**Problem details:** Whenever a line contains the string "ipsw", copy it out of the entries.

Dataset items
--*--

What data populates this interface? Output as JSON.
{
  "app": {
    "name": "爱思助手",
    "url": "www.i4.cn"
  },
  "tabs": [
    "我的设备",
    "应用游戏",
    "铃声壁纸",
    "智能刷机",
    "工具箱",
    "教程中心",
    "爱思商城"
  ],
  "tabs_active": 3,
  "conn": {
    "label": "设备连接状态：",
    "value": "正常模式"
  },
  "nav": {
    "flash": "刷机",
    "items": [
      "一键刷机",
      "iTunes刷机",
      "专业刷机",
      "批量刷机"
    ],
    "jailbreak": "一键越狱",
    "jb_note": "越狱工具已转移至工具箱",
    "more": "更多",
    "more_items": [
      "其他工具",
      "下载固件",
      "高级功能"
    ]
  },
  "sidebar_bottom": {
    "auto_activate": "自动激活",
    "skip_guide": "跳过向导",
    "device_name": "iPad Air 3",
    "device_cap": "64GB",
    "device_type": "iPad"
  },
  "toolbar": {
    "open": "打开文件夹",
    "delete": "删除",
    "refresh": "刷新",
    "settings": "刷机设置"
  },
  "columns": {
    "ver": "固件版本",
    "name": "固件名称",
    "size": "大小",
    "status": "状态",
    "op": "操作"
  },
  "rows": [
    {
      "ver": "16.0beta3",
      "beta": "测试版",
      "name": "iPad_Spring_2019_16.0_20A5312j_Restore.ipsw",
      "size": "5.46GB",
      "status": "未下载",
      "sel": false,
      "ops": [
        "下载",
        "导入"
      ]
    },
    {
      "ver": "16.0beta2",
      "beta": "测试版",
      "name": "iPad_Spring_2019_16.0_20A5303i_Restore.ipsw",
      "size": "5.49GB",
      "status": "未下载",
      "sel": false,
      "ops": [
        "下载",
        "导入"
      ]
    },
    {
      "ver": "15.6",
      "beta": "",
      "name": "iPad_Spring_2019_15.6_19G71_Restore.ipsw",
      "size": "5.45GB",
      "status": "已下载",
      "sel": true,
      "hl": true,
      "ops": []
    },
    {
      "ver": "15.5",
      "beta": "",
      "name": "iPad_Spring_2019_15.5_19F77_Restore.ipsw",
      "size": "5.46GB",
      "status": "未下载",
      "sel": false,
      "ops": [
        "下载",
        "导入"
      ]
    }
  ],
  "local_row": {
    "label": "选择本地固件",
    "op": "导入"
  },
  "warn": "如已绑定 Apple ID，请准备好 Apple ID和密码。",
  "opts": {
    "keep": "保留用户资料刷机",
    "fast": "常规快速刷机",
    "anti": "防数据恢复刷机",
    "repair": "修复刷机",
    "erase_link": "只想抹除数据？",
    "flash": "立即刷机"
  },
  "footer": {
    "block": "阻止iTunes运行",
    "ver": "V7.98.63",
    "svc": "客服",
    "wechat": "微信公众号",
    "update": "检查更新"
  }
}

--*--

**Correct result:**
      "name": "iPad_Spring_2019_16.0_20A5312j_Restore.ipsw",
      "name": "iPad_Spring_2019_16.0_20A5303i_Restore.ipsw",
      "name": "iPad_Spring_2019_15.6_19G71_Restore.ipsw",
      "name": "iPad_Spring_2019_15.5_19F77_Restore.ipsw",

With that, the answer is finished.